**Exercise description:** Leaving out all images, write out the records that follow exactly.

-------- Dataset --------

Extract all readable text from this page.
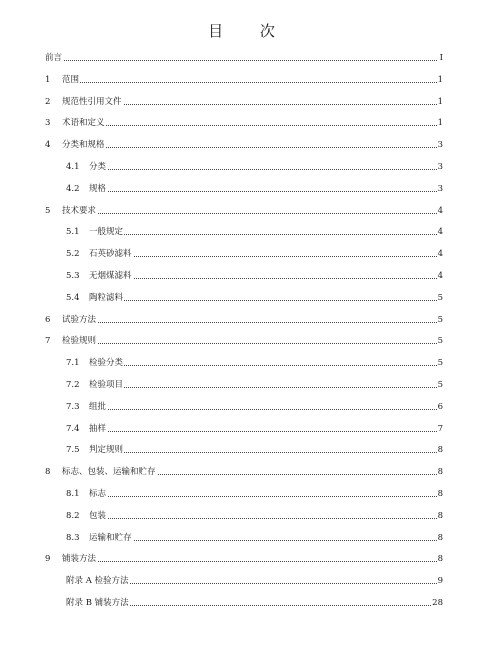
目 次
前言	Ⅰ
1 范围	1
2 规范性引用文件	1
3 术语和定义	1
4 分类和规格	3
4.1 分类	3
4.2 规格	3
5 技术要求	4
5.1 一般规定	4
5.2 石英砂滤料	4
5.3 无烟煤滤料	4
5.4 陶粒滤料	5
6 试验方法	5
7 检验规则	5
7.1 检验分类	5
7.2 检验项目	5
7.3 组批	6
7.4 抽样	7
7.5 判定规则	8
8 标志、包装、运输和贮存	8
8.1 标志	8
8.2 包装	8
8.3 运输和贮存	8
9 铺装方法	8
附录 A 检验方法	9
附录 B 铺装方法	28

--------

**Full response:**
Extract all readable text from this page.
目 次
前言	Ⅰ
1 范围	1
2 规范性引用文件	1
3 术语和定义	1
4 分类和规格	3
4.1 分类	3
4.2 规格	3
5 技术要求	4
5.1 一般规定	4
5.2 石英砂滤料	4
5.3 无烟煤滤料	4
5.4 陶粒滤料	5
6 试验方法	5
7 检验规则	5
7.1 检验分类	5
7.2 检验项目	5
7.3 组批	6
7.4 抽样	7
7.5 判定规则	8
8 标志、包装、运输和贮存	8
8.1 标志	8
8.2 包装	8
8.3 运输和贮存	8
9 铺装方法	8
附录 A 检验方法	9
附录 B 铺装方法	28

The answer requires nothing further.